◆ Exercise ◆
Search the data below for "Weekly"; list each line that holds it.
---
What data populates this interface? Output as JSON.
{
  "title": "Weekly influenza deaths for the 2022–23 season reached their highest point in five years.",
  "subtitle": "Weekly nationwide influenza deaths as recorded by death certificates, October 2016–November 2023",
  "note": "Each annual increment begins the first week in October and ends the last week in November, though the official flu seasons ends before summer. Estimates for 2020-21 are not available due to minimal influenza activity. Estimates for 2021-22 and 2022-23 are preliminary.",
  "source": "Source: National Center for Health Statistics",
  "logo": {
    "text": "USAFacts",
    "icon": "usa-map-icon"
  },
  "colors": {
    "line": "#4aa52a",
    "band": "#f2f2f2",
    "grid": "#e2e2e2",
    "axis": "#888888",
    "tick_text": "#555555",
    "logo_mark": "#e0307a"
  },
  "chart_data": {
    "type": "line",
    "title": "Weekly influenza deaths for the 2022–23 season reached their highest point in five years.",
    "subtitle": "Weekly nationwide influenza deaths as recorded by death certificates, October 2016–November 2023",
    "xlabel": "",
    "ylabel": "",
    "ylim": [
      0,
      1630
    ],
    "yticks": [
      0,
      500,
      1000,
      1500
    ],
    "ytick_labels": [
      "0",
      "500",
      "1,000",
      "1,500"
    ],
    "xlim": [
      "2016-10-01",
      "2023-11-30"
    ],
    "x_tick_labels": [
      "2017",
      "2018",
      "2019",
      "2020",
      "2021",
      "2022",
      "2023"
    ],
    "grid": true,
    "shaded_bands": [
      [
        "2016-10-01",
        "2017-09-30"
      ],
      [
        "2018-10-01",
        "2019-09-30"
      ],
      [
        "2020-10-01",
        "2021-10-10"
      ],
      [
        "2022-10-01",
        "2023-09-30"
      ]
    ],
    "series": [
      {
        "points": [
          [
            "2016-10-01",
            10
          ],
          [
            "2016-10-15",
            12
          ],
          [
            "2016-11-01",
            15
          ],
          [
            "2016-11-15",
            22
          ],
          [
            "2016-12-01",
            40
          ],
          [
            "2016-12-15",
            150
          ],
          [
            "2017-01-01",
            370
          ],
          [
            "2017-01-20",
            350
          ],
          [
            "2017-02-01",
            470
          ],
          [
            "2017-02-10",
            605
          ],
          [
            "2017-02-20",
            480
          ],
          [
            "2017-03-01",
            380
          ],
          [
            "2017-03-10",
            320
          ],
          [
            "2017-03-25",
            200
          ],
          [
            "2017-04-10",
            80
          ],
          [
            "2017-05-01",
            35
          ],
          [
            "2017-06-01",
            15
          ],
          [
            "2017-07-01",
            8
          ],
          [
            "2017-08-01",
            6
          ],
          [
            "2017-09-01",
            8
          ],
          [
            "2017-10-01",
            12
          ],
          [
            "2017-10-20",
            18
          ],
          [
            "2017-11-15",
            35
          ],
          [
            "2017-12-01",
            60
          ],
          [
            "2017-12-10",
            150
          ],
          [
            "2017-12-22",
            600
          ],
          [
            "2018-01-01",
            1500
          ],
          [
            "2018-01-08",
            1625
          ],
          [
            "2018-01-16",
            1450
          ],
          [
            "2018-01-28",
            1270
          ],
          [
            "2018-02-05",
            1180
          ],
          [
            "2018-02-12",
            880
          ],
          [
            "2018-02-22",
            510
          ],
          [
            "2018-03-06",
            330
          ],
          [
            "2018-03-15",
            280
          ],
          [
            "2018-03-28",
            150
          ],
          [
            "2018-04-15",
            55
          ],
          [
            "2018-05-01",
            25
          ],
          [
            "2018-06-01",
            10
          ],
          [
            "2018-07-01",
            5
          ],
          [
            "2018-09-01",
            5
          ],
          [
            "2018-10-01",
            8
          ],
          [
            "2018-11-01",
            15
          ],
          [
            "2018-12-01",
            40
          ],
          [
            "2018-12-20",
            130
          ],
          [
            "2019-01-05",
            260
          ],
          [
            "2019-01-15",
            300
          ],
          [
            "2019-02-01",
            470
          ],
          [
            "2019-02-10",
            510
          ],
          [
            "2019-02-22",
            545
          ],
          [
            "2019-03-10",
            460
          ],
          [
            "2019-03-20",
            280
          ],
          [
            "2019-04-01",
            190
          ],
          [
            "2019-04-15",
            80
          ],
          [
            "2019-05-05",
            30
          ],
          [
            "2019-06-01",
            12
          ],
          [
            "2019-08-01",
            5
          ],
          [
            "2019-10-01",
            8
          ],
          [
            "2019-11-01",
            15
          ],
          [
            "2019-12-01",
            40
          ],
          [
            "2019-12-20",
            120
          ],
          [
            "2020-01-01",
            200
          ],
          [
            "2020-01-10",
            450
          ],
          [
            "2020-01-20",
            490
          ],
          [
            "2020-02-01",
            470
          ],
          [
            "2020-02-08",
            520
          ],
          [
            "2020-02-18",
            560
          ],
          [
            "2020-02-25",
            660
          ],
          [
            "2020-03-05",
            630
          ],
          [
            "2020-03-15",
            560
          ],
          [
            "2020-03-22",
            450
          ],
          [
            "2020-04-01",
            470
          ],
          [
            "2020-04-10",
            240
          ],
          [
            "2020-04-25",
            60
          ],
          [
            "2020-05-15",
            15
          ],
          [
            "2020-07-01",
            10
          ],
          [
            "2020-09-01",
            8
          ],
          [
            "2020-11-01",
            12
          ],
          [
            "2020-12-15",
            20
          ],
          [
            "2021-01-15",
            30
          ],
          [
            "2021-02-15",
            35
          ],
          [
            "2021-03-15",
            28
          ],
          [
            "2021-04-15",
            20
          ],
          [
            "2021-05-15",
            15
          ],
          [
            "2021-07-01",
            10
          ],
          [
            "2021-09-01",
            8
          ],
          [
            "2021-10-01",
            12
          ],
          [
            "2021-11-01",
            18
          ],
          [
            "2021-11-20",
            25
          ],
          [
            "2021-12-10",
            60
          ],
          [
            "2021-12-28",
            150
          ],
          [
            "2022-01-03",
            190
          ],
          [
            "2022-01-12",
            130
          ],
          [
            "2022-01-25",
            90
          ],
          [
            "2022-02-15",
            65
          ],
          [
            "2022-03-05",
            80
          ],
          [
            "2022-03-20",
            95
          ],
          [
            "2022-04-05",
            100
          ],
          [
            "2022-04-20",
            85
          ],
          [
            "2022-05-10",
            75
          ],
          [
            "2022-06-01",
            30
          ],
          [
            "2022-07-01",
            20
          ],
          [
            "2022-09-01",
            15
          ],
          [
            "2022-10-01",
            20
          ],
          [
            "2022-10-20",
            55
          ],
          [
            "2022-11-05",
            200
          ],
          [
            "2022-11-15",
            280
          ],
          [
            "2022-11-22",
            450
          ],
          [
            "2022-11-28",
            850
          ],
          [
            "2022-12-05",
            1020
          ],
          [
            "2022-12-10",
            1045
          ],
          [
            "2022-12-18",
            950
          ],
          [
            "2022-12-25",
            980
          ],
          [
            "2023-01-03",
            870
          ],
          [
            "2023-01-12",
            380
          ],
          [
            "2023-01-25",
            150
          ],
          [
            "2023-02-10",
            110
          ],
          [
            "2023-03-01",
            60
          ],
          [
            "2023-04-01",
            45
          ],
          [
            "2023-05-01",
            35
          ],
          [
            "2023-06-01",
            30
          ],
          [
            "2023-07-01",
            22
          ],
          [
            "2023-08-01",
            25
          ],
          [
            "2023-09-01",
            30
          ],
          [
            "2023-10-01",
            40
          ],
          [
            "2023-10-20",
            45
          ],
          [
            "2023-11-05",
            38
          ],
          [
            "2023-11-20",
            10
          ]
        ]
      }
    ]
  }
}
---
◆ Solution for this exercise ◆
  "title": "Weekly influenza deaths for the 2022–23 season reached their highest point in five years.",
  "subtitle": "Weekly nationwide influenza deaths as recorded by death certificates, October 2016–November 2023",
    "title": "Weekly influenza deaths for the 2022–23 season reached their highest point in five years.",
    "subtitle": "Weekly nationwide influenza deaths as recorded by death certificates, October 2016–November 2023",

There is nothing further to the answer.